[begin Records to process]
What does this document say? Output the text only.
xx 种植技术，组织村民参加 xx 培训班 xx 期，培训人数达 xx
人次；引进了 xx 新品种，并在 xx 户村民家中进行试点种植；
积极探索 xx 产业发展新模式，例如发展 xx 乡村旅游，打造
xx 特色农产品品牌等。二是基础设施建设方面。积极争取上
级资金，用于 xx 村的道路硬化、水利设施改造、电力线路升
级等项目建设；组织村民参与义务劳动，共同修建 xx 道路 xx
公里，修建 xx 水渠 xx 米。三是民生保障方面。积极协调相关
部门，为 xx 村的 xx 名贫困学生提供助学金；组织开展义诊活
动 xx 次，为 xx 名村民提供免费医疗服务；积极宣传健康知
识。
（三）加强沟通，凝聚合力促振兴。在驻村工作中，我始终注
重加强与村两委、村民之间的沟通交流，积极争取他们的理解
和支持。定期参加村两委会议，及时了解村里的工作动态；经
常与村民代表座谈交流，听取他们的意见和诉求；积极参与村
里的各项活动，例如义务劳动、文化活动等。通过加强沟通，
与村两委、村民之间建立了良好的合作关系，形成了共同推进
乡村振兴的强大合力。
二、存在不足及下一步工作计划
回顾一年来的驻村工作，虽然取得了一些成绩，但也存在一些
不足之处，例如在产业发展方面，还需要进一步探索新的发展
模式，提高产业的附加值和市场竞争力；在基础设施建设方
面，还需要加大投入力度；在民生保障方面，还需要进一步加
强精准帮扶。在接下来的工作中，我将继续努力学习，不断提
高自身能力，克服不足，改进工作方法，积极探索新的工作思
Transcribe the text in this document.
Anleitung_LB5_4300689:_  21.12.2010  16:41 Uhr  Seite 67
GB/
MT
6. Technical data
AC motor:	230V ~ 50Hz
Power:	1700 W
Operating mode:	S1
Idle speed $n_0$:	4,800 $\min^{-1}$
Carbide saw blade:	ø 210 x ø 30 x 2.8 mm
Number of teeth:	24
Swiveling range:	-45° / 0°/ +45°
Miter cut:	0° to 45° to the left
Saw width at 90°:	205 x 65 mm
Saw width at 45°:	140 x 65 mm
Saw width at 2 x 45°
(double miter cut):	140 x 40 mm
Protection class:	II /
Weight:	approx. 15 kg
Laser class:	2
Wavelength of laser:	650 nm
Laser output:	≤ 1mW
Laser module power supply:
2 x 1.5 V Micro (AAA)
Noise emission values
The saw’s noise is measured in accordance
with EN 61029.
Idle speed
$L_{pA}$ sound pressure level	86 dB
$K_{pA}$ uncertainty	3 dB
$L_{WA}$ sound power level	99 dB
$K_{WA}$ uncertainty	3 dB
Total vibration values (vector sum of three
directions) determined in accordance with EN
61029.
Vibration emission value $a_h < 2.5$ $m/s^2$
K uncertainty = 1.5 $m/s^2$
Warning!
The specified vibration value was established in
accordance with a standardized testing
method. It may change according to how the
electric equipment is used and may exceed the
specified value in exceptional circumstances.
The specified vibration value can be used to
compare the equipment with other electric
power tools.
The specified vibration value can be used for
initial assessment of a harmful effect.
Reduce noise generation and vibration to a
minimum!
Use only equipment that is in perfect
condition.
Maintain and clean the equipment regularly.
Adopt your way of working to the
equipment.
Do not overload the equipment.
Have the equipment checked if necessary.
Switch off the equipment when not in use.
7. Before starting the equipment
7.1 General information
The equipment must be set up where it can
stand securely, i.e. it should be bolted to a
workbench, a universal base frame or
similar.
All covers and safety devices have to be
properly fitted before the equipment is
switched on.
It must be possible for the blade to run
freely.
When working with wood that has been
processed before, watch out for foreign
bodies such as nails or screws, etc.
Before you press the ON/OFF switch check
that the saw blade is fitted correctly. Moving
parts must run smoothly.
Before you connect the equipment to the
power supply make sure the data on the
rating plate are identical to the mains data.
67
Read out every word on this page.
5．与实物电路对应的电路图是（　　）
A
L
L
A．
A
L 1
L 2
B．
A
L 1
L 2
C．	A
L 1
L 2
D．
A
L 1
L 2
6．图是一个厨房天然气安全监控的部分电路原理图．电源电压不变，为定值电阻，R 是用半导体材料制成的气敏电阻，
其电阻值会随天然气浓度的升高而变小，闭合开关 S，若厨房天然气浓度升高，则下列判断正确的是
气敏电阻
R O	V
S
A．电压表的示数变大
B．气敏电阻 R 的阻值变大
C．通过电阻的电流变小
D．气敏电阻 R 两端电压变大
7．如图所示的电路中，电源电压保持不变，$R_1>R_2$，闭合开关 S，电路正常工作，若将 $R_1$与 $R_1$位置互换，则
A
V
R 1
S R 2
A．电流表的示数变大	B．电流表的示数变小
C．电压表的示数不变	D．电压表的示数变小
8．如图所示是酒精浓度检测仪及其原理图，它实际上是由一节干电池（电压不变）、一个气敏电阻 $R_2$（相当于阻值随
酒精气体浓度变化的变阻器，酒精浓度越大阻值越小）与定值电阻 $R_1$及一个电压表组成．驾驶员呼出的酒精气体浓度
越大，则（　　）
[end Records to process]
## Problem details:
Retype the listing exactly, in full.

## Written answer:
What does this document say? Output the text only.
xx 种植技术，组织村民参加 xx 培训班 xx 期，培训人数达 xx
人次；引进了 xx 新品种，并在 xx 户村民家中进行试点种植；
积极探索 xx 产业发展新模式，例如发展 xx 乡村旅游，打造
xx 特色农产品品牌等。二是基础设施建设方面。积极争取上
级资金，用于 xx 村的道路硬化、水利设施改造、电力线路升
级等项目建设；组织村民参与义务劳动，共同修建 xx 道路 xx
公里，修建 xx 水渠 xx 米。三是民生保障方面。积极协调相关
部门，为 xx 村的 xx 名贫困学生提供助学金；组织开展义诊活
动 xx 次，为 xx 名村民提供免费医疗服务；积极宣传健康知
识。
（三）加强沟通，凝聚合力促振兴。在驻村工作中，我始终注
重加强与村两委、村民之间的沟通交流，积极争取他们的理解
和支持。定期参加村两委会议，及时了解村里的工作动态；经
常与村民代表座谈交流，听取他们的意见和诉求；积极参与村
里的各项活动，例如义务劳动、文化活动等。通过加强沟通，
与村两委、村民之间建立了良好的合作关系，形成了共同推进
乡村振兴的强大合力。
二、存在不足及下一步工作计划
回顾一年来的驻村工作，虽然取得了一些成绩，但也存在一些
不足之处，例如在产业发展方面，还需要进一步探索新的发展
模式，提高产业的附加值和市场竞争力；在基础设施建设方
面，还需要加大投入力度；在民生保障方面，还需要进一步加
强精准帮扶。在接下来的工作中，我将继续努力学习，不断提
高自身能力，克服不足，改进工作方法，积极探索新的工作思
Transcribe the text in this document.
Anleitung_LB5_4300689:_  21.12.2010  16:41 Uhr  Seite 67
GB/
MT
6. Technical data
AC motor:	230V ~ 50Hz
Power:	1700 W
Operating mode:	S1
Idle speed $n_0$:	4,800 $\min^{-1}$
Carbide saw blade:	ø 210 x ø 30 x 2.8 mm
Number of teeth:	24
Swiveling range:	-45° / 0°/ +45°
Miter cut:	0° to 45° to the left
Saw width at 90°:	205 x 65 mm
Saw width at 45°:	140 x 65 mm
Saw width at 2 x 45°
(double miter cut):	140 x 40 mm
Protection class:	II /
Weight:	approx. 15 kg
Laser class:	2
Wavelength of laser:	650 nm
Laser output:	≤ 1mW
Laser module power supply:
2 x 1.5 V Micro (AAA)
Noise emission values
The saw’s noise is measured in accordance
with EN 61029.
Idle speed
$L_{pA}$ sound pressure level	86 dB
$K_{pA}$ uncertainty	3 dB
$L_{WA}$ sound power level	99 dB
$K_{WA}$ uncertainty	3 dB
Total vibration values (vector sum of three
directions) determined in accordance with EN
61029.
Vibration emission value $a_h < 2.5$ $m/s^2$
K uncertainty = 1.5 $m/s^2$
Warning!
The specified vibration value was established in
accordance with a standardized testing
method. It may change according to how the
electric equipment is used and may exceed the
specified value in exceptional circumstances.
The specified vibration value can be used to
compare the equipment with other electric
power tools.
The specified vibration value can be used for
initial assessment of a harmful effect.
Reduce noise generation and vibration to a
minimum!
Use only equipment that is in perfect
condition.
Maintain and clean the equipment regularly.
Adopt your way of working to the
equipment.
Do not overload the equipment.
Have the equipment checked if necessary.
Switch off the equipment when not in use.
7. Before starting the equipment
7.1 General information
The equipment must be set up where it can
stand securely, i.e. it should be bolted to a
workbench, a universal base frame or
similar.
All covers and safety devices have to be
properly fitted before the equipment is
switched on.
It must be possible for the blade to run
freely.
When working with wood that has been
processed before, watch out for foreign
bodies such as nails or screws, etc.
Before you press the ON/OFF switch check
that the saw blade is fitted correctly. Moving
parts must run smoothly.
Before you connect the equipment to the
power supply make sure the data on the
rating plate are identical to the mains data.
67
Read out every word on this page.
5．与实物电路对应的电路图是（　　）
A
L
L
A．
A
L 1
L 2
B．
A
L 1
L 2
C．	A
L 1
L 2
D．
A
L 1
L 2
6．图是一个厨房天然气安全监控的部分电路原理图．电源电压不变，为定值电阻，R 是用半导体材料制成的气敏电阻，
其电阻值会随天然气浓度的升高而变小，闭合开关 S，若厨房天然气浓度升高，则下列判断正确的是
气敏电阻
R O	V
S
A．电压表的示数变大
B．气敏电阻 R 的阻值变大
C．通过电阻的电流变小
D．气敏电阻 R 两端电压变大
7．如图所示的电路中，电源电压保持不变，$R_1>R_2$，闭合开关 S，电路正常工作，若将 $R_1$与 $R_1$位置互换，则
A
V
R 1
S R 2
A．电流表的示数变大	B．电流表的示数变小
C．电压表的示数不变	D．电压表的示数变小
8．如图所示是酒精浓度检测仪及其原理图，它实际上是由一节干电池（电压不变）、一个气敏电阻 $R_2$（相当于阻值随
酒精气体浓度变化的变阻器，酒精浓度越大阻值越小）与定值电阻 $R_1$及一个电压表组成．驾驶员呼出的酒精气体浓度
越大，则（　　）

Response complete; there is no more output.